Problem to solve
Count lines, not occurrences: report how many lines in the records hold the string "save", and nothing else.

Supplied records
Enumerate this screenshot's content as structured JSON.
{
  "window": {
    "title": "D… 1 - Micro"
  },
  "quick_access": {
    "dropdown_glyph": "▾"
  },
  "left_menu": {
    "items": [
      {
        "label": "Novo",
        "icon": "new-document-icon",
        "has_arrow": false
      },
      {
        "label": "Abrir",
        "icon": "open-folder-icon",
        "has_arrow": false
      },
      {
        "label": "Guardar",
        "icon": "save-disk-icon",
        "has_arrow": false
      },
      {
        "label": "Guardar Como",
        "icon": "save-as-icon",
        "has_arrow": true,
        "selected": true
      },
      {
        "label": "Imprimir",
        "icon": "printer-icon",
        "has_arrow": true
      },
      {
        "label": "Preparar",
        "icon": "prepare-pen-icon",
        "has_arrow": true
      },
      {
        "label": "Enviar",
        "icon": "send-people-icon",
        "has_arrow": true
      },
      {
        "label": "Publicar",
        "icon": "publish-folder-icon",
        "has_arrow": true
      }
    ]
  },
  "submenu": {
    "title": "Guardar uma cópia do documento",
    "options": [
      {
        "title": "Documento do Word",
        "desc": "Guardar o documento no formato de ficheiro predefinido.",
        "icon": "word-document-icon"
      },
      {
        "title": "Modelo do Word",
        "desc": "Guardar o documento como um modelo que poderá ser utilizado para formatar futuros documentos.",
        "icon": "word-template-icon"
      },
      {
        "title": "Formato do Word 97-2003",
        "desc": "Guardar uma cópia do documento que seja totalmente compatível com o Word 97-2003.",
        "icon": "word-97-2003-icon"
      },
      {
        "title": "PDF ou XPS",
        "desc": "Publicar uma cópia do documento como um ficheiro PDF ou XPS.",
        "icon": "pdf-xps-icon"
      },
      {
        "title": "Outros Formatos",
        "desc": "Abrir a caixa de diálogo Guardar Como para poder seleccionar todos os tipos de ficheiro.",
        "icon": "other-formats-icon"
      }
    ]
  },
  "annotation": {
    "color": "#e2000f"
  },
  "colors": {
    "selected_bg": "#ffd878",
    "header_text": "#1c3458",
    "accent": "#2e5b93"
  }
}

Exercise solution
2